Requirements> Can you write out every line of the data below, character for character?

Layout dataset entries
○ ○ ○ ○ ○

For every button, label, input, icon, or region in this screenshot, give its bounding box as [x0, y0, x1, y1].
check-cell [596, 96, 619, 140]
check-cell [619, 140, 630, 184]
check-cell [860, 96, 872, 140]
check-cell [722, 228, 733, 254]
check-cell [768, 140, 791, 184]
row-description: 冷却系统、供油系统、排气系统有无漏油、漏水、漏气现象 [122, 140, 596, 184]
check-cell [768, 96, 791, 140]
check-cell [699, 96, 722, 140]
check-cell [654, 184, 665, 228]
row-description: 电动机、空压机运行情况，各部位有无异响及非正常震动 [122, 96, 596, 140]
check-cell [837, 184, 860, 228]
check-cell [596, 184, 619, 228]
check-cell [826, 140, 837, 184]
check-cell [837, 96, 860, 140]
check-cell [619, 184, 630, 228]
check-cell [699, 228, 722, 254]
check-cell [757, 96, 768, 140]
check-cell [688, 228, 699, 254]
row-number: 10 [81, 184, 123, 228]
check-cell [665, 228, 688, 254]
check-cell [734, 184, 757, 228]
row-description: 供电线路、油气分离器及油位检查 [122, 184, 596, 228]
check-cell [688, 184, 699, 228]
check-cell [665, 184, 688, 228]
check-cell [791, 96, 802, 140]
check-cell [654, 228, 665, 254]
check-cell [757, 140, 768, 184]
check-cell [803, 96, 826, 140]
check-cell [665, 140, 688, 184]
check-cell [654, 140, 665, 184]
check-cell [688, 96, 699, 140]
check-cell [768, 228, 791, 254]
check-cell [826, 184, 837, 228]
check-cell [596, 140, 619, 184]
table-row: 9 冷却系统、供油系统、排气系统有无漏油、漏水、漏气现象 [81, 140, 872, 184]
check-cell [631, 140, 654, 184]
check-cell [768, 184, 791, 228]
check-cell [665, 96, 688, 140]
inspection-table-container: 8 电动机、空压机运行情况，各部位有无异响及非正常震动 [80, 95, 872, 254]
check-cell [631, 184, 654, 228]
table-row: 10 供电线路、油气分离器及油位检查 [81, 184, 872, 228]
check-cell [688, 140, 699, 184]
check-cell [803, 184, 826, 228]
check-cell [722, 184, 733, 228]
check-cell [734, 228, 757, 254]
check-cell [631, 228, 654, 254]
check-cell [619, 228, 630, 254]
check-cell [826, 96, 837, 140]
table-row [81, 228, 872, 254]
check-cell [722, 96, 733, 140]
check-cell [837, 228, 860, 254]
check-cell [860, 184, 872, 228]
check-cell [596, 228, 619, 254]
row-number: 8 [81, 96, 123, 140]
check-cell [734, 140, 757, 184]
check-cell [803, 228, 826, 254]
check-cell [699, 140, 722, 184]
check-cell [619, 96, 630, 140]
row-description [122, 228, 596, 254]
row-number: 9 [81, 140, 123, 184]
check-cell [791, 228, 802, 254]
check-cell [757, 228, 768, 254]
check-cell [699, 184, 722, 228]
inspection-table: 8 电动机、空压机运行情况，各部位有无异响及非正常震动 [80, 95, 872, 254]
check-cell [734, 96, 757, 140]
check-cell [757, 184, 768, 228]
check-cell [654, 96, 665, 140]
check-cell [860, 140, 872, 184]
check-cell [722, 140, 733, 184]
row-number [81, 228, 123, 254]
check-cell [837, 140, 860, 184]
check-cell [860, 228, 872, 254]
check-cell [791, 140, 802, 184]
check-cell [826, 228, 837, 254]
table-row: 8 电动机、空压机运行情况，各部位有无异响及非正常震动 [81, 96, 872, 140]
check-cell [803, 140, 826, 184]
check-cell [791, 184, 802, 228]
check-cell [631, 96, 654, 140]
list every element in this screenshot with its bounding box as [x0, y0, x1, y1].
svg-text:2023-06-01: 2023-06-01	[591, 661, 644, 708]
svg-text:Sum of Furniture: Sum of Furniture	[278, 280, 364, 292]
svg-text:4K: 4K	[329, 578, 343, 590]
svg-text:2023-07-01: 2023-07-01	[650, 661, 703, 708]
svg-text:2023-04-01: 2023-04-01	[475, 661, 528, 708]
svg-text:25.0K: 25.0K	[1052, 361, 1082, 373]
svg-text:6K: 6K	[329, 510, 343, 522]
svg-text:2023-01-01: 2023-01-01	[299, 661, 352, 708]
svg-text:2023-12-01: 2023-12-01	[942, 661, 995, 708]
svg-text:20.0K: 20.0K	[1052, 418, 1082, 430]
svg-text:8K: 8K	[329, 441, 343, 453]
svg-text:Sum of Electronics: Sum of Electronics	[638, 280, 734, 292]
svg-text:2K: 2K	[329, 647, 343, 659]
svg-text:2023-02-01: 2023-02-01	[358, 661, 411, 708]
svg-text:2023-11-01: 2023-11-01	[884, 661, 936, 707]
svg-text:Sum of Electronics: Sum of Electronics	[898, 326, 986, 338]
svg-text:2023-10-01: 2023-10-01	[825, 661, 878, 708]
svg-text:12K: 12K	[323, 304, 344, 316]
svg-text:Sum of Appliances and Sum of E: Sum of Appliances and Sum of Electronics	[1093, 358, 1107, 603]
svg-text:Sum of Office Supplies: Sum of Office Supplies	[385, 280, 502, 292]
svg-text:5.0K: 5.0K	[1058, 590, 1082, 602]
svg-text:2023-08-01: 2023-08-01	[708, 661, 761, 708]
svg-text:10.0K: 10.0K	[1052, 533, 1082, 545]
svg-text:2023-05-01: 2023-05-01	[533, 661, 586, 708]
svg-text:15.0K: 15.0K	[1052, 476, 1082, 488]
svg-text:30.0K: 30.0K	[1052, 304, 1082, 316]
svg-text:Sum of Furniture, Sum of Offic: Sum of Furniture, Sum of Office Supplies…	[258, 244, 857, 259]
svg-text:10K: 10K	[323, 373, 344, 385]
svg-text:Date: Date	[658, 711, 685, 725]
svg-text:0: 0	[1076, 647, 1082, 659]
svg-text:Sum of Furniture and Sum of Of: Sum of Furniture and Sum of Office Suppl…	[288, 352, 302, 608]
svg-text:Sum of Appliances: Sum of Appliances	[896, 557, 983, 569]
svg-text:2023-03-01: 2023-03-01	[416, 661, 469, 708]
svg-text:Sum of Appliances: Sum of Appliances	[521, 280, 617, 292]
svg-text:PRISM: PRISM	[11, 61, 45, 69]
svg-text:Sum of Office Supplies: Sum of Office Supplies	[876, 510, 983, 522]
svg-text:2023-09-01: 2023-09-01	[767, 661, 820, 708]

○ ○ ○ ○ ○

Exercise answer>
For every button, label, input, icon, or region in this screenshot, give its bounding box as [x0, y0, x1, y1].
check-cell [596, 96, 619, 140]
check-cell [619, 140, 630, 184]
check-cell [860, 96, 872, 140]
check-cell [722, 228, 733, 254]
check-cell [768, 140, 791, 184]
row-description: 冷却系统、供油系统、排气系统有无漏油、漏水、漏气现象 [122, 140, 596, 184]
check-cell [768, 96, 791, 140]
check-cell [699, 96, 722, 140]
check-cell [654, 184, 665, 228]
row-description: 电动机、空压机运行情况，各部位有无异响及非正常震动 [122, 96, 596, 140]
check-cell [837, 184, 860, 228]
check-cell [596, 184, 619, 228]
check-cell [826, 140, 837, 184]
check-cell [837, 96, 860, 140]
check-cell [619, 184, 630, 228]
check-cell [699, 228, 722, 254]
check-cell [757, 96, 768, 140]
check-cell [688, 228, 699, 254]
row-number: 10 [81, 184, 123, 228]
check-cell [665, 228, 688, 254]
check-cell [734, 184, 757, 228]
row-description: 供电线路、油气分离器及油位检查 [122, 184, 596, 228]
check-cell [688, 184, 699, 228]
check-cell [665, 184, 688, 228]
check-cell [791, 96, 802, 140]
check-cell [654, 228, 665, 254]
check-cell [757, 140, 768, 184]
check-cell [803, 96, 826, 140]
check-cell [665, 140, 688, 184]
check-cell [654, 140, 665, 184]
check-cell [688, 96, 699, 140]
check-cell [768, 228, 791, 254]
check-cell [826, 184, 837, 228]
check-cell [596, 140, 619, 184]
table-row: 9 冷却系统、供油系统、排气系统有无漏油、漏水、漏气现象 [81, 140, 872, 184]
check-cell [631, 140, 654, 184]
check-cell [768, 184, 791, 228]
check-cell [665, 96, 688, 140]
inspection-table-container: 8 电动机、空压机运行情况，各部位有无异响及非正常震动 [80, 95, 872, 254]
check-cell [631, 184, 654, 228]
table-row: 10 供电线路、油气分离器及油位检查 [81, 184, 872, 228]
check-cell [688, 140, 699, 184]
check-cell [803, 184, 826, 228]
check-cell [722, 184, 733, 228]
check-cell [734, 228, 757, 254]
check-cell [631, 228, 654, 254]
check-cell [619, 228, 630, 254]
check-cell [826, 96, 837, 140]
table-row [81, 228, 872, 254]
check-cell [722, 96, 733, 140]
check-cell [837, 228, 860, 254]
check-cell [860, 184, 872, 228]
check-cell [596, 228, 619, 254]
row-number: 8 [81, 96, 123, 140]
check-cell [734, 140, 757, 184]
check-cell [803, 228, 826, 254]
check-cell [699, 140, 722, 184]
check-cell [619, 96, 630, 140]
row-description [122, 228, 596, 254]
row-number: 9 [81, 140, 123, 184]
check-cell [791, 228, 802, 254]
check-cell [757, 228, 768, 254]
check-cell [699, 184, 722, 228]
inspection-table: 8 电动机、空压机运行情况，各部位有无异响及非正常震动 [80, 95, 872, 254]
check-cell [734, 96, 757, 140]
check-cell [757, 184, 768, 228]
check-cell [654, 96, 665, 140]
check-cell [860, 140, 872, 184]
check-cell [722, 140, 733, 184]
row-number [81, 228, 123, 254]
check-cell [837, 140, 860, 184]
check-cell [860, 228, 872, 254]
check-cell [791, 140, 802, 184]
check-cell [826, 228, 837, 254]
table-row: 8 电动机、空压机运行情况，各部位有无异响及非正常震动 [81, 96, 872, 140]
check-cell [803, 140, 826, 184]
check-cell [791, 184, 802, 228]
check-cell [631, 96, 654, 140]
list every element in this screenshot with its bounding box as [x0, y0, x1, y1].
svg-text:2023-06-01: 2023-06-01	[591, 661, 644, 708]
svg-text:Sum of Furniture: Sum of Furniture	[278, 280, 364, 292]
svg-text:4K: 4K	[329, 578, 343, 590]
svg-text:2023-07-01: 2023-07-01	[650, 661, 703, 708]
svg-text:2023-04-01: 2023-04-01	[475, 661, 528, 708]
svg-text:25.0K: 25.0K	[1052, 361, 1082, 373]
svg-text:6K: 6K	[329, 510, 343, 522]
svg-text:2023-01-01: 2023-01-01	[299, 661, 352, 708]
svg-text:2023-12-01: 2023-12-01	[942, 661, 995, 708]
svg-text:20.0K: 20.0K	[1052, 418, 1082, 430]
svg-text:8K: 8K	[329, 441, 343, 453]
svg-text:Sum of Electronics: Sum of Electronics	[638, 280, 734, 292]
svg-text:2K: 2K	[329, 647, 343, 659]
svg-text:2023-02-01: 2023-02-01	[358, 661, 411, 708]
svg-text:2023-11-01: 2023-11-01	[884, 661, 936, 707]
svg-text:Sum of Electronics: Sum of Electronics	[898, 326, 986, 338]
svg-text:2023-10-01: 2023-10-01	[825, 661, 878, 708]
svg-text:12K: 12K	[323, 304, 344, 316]
svg-text:Sum of Appliances and Sum of E: Sum of Appliances and Sum of Electronics	[1093, 358, 1107, 603]
svg-text:Sum of Office Supplies: Sum of Office Supplies	[385, 280, 502, 292]
svg-text:5.0K: 5.0K	[1058, 590, 1082, 602]
svg-text:2023-08-01: 2023-08-01	[708, 661, 761, 708]
svg-text:10.0K: 10.0K	[1052, 533, 1082, 545]
svg-text:2023-05-01: 2023-05-01	[533, 661, 586, 708]
svg-text:15.0K: 15.0K	[1052, 476, 1082, 488]
svg-text:30.0K: 30.0K	[1052, 304, 1082, 316]
svg-text:Sum of Furniture, Sum of Offic: Sum of Furniture, Sum of Office Supplies…	[258, 244, 857, 259]
svg-text:10K: 10K	[323, 373, 344, 385]
svg-text:Date: Date	[658, 711, 685, 725]
svg-text:0: 0	[1076, 647, 1082, 659]
svg-text:Sum of Furniture and Sum of Of: Sum of Furniture and Sum of Office Suppl…	[288, 352, 302, 608]
svg-text:Sum of Appliances: Sum of Appliances	[896, 557, 983, 569]
svg-text:2023-03-01: 2023-03-01	[416, 661, 469, 708]
svg-text:Sum of Appliances: Sum of Appliances	[521, 280, 617, 292]
svg-text:PRISM: PRISM	[11, 61, 45, 69]
svg-text:Sum of Office Supplies: Sum of Office Supplies	[876, 510, 983, 522]
svg-text:2023-09-01: 2023-09-01	[767, 661, 820, 708]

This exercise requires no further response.